===== DATASET CONTENT =====

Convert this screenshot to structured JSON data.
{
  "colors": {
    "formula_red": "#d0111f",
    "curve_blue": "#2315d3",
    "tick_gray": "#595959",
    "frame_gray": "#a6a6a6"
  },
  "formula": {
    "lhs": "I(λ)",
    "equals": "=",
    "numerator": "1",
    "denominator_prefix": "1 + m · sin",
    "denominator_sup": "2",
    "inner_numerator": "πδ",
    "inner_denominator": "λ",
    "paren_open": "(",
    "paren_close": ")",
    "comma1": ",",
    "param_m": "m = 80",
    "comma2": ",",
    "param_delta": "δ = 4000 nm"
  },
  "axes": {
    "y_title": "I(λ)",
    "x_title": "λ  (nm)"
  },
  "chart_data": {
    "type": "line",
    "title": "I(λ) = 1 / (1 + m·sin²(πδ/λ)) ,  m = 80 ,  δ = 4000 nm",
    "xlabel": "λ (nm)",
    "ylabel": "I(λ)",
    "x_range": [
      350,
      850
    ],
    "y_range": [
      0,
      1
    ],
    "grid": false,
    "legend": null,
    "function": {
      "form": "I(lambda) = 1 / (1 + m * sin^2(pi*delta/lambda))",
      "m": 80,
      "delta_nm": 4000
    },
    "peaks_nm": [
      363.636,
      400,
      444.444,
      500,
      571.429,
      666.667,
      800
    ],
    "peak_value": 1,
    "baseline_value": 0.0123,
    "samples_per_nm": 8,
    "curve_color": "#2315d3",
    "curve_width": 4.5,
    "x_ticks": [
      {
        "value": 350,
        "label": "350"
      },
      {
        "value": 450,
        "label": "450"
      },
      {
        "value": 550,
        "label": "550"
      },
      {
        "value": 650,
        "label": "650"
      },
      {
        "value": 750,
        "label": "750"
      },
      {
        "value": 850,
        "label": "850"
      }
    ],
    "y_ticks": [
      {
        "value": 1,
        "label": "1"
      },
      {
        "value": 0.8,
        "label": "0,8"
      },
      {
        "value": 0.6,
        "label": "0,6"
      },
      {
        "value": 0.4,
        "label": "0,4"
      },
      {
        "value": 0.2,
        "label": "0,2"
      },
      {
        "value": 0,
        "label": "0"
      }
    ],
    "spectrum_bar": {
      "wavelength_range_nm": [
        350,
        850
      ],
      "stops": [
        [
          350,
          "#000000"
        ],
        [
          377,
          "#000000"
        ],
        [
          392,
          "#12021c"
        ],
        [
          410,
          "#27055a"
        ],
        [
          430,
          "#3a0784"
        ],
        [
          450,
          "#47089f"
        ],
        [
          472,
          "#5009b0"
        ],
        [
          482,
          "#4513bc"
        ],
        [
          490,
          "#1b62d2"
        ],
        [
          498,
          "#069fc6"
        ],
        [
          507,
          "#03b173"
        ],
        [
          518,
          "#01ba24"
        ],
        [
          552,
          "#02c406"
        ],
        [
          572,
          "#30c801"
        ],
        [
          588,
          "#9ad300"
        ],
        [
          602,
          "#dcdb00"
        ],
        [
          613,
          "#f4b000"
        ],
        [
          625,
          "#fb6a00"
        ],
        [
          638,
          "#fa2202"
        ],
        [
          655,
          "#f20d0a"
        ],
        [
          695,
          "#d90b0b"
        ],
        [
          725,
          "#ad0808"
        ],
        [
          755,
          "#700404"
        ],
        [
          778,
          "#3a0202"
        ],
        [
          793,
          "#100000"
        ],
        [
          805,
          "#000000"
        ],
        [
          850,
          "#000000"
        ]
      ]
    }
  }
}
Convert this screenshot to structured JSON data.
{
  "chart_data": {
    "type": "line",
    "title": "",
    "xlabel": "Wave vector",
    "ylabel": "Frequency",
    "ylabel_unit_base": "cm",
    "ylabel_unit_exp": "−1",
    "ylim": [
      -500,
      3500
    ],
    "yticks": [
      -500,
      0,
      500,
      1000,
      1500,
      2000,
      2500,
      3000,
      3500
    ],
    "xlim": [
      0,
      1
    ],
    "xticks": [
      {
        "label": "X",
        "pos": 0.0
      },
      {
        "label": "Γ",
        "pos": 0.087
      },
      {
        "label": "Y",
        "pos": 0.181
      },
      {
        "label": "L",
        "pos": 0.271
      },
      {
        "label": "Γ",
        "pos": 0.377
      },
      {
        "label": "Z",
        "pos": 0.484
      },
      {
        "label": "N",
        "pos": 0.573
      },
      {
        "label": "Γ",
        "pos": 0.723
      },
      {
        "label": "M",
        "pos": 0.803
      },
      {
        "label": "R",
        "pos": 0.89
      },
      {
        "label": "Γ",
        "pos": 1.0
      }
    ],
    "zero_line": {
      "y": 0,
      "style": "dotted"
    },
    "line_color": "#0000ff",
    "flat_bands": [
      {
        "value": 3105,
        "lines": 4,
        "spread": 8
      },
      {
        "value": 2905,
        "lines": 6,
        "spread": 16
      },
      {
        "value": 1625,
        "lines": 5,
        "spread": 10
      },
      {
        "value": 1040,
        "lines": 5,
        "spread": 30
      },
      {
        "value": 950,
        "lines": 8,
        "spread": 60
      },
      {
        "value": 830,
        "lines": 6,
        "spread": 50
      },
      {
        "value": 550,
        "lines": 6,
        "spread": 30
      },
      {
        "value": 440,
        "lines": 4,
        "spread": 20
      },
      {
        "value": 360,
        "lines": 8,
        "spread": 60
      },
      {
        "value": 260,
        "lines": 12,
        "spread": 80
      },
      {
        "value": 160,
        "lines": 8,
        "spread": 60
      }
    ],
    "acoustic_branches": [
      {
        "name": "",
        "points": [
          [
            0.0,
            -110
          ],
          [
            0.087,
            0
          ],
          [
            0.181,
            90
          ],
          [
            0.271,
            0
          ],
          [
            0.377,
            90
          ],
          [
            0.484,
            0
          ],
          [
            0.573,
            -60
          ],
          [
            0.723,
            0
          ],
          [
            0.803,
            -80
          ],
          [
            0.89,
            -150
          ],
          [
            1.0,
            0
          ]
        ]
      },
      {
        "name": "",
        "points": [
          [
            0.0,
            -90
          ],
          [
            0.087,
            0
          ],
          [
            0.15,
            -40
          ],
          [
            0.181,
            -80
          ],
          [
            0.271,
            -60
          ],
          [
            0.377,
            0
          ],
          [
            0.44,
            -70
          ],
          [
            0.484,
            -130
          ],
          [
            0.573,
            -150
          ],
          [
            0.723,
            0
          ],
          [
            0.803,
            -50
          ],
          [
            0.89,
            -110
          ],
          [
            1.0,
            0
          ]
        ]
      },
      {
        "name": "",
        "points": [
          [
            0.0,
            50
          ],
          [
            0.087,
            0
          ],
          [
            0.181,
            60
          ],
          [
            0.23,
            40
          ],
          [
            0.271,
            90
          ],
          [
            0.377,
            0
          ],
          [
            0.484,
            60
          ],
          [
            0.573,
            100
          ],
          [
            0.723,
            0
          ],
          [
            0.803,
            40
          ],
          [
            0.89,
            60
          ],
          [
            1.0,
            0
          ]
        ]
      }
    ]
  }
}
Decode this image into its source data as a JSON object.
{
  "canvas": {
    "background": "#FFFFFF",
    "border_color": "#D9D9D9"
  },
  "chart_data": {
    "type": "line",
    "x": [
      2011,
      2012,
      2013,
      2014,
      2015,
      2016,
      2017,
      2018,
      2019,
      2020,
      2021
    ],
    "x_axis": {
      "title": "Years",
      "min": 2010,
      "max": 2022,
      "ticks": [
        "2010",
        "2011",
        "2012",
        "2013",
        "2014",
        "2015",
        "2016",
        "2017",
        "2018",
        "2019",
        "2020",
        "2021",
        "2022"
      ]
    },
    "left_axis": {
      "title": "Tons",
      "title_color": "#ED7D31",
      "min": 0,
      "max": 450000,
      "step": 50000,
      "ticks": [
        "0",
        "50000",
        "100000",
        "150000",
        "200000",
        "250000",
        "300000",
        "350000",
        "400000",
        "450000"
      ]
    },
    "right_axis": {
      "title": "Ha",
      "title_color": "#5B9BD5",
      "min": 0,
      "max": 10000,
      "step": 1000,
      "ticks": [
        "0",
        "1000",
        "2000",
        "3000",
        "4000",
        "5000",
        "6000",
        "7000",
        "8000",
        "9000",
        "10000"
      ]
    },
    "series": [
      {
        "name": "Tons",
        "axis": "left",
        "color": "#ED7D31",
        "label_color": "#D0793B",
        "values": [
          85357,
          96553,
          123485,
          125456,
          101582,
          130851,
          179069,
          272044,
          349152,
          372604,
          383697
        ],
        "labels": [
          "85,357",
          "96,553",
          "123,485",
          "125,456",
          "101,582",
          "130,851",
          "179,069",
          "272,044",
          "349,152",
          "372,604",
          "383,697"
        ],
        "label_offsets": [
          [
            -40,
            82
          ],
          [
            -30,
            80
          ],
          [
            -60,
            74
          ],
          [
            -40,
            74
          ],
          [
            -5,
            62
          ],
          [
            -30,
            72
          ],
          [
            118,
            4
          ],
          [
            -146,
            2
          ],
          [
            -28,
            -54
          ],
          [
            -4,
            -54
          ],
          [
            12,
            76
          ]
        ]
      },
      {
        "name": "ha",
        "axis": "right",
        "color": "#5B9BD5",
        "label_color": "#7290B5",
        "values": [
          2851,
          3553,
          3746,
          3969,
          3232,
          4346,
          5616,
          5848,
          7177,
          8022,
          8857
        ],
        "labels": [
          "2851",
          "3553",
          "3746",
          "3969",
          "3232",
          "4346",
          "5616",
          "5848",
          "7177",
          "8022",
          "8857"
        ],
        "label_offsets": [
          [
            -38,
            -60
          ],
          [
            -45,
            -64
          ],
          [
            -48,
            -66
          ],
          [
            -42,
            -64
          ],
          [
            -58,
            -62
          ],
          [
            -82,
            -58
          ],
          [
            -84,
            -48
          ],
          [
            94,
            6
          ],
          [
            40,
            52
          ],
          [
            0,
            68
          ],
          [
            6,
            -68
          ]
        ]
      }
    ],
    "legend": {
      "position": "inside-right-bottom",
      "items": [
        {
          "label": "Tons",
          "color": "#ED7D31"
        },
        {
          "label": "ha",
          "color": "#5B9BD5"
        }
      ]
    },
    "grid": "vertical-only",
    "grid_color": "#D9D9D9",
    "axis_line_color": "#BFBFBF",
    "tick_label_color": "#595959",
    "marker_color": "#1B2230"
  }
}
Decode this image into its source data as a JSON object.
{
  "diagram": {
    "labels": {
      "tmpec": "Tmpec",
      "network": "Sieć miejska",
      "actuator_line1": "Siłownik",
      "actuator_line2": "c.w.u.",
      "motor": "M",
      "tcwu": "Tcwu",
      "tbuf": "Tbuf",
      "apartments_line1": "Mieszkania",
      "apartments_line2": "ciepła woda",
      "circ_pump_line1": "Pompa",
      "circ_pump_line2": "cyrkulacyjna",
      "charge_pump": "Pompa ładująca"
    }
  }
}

=====

## WHAT IS EXPECTED
Check each line of the records above for the string "Pompa", and report every line that has it.

## COMPLETED EXERCISE
      "circ_pump_line1": "Pompa",
      "charge_pump": "Pompa ładująca"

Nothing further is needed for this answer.